## WRITTEN TASK
Reproduce the records line for line, starting with the line that contains "333, 55, 348]" and going on through the line that contains "title-line-3: June quarter", with both of those lines included.

## DATASET RECORDS
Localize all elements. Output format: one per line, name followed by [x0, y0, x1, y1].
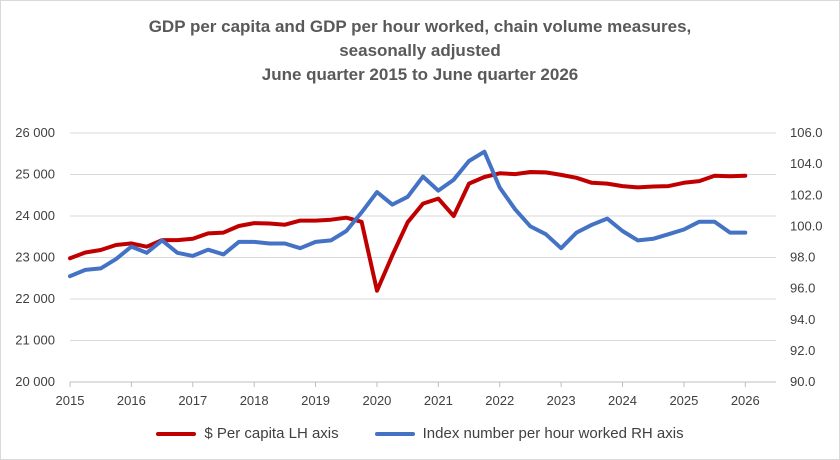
y-left-tick-label: 21 000	[15, 333, 55, 348]
y-right-tick-label: 106.0	[790, 125, 823, 140]
line-chart: 20 000 21 000 22 000 23 000 24 000 25 000 26 0…	[15, 125, 823, 408]
legend-label-per-hour: Index number per hour worked RH axis	[422, 425, 684, 442]
y-left-tick-label: 26 000	[15, 125, 55, 140]
chart-title: GDP per capita and GDP per hour worked, …	[1, 15, 839, 87]
x-tick-label: 2018	[240, 393, 269, 408]
y-right-tick-label: 98.0	[790, 250, 815, 265]
y-right-tick-label: 102.0	[790, 187, 823, 202]
legend-label-per-capita: $ Per capita LH axis	[204, 425, 339, 442]
series-line-per-hour	[68, 149, 748, 279]
x-tick-label: 2025	[669, 393, 698, 408]
x-tick-label: 2023	[547, 393, 576, 408]
legend-item-per-capita: $ Per capita LH axis	[156, 425, 339, 442]
title-line-2: seasonally adjusted	[339, 41, 501, 60]
x-tick-label: 2020	[362, 393, 391, 408]
y-right-tick-label: 92.0	[790, 343, 815, 358]
series-line-per-capita	[68, 170, 748, 293]
y-left-tick-label: 22 000	[15, 291, 55, 306]
x-tick-label: 2016	[117, 393, 146, 408]
y-right-tick-label: 100.0	[790, 218, 823, 233]
title-line-3: June quarter 2015 to June quarter 2026	[261, 65, 579, 84]
x-tick-label: 2026	[731, 393, 760, 408]
y-left-tick-label: 25 000	[15, 167, 55, 182]
x-tick-label: 2022	[485, 393, 514, 408]
x-tick-label: 2017	[178, 393, 207, 408]
legend-swatch-per-hour	[374, 431, 415, 436]
y-left-tick-label: 23 000	[15, 250, 55, 265]
y-right-tick-label: 94.0	[790, 312, 815, 327]
y-left-tick-label: 20 000	[15, 374, 55, 389]
x-tick-label: 2015	[56, 393, 85, 408]
x-tick-label: 2024	[608, 393, 637, 408]
x-tick-label: 2019	[301, 393, 330, 408]
y-left-tick-label: 24 000	[15, 208, 55, 223]
title-line-1: GDP per capita and GDP per hour worked, …	[148, 17, 692, 36]
y-right-tick-label: 90.0	[790, 374, 815, 389]
legend: $ Per capita LH axis Index number per ho…	[1, 425, 839, 442]
x-tick-label: 2021	[424, 393, 453, 408]
legend-item-per-hour: Index number per hour worked RH axis	[374, 425, 684, 442]
y-right-tick-label: 96.0	[790, 281, 815, 296]
y-right-tick-label: 104.0	[790, 156, 823, 171]
legend-swatch-per-capita	[156, 431, 197, 436]
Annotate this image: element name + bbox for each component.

## SOLUTION BELOW
y-left-tick-label: 21 000	[15, 333, 55, 348]
y-right-tick-label: 106.0	[790, 125, 823, 140]
line-chart: 20 000 21 000 22 000 23 000 24 000 25 000 26 0…	[15, 125, 823, 408]
legend-label-per-hour: Index number per hour worked RH axis	[422, 425, 684, 442]
y-left-tick-label: 26 000	[15, 125, 55, 140]
chart-title: GDP per capita and GDP per hour worked, …	[1, 15, 839, 87]
x-tick-label: 2018	[240, 393, 269, 408]
y-right-tick-label: 98.0	[790, 250, 815, 265]
y-right-tick-label: 102.0	[790, 187, 823, 202]
legend-label-per-capita: $ Per capita LH axis	[204, 425, 339, 442]
series-line-per-hour	[68, 149, 748, 279]
x-tick-label: 2025	[669, 393, 698, 408]
x-tick-label: 2023	[547, 393, 576, 408]
legend-item-per-capita: $ Per capita LH axis	[156, 425, 339, 442]
title-line-2: seasonally adjusted	[339, 41, 501, 60]
x-tick-label: 2020	[362, 393, 391, 408]
y-right-tick-label: 92.0	[790, 343, 815, 358]
series-line-per-capita	[68, 170, 748, 293]
y-left-tick-label: 22 000	[15, 291, 55, 306]
x-tick-label: 2016	[117, 393, 146, 408]
y-right-tick-label: 100.0	[790, 218, 823, 233]
title-line-3: June quarter 2015 to June quarter 2026	[261, 65, 579, 84]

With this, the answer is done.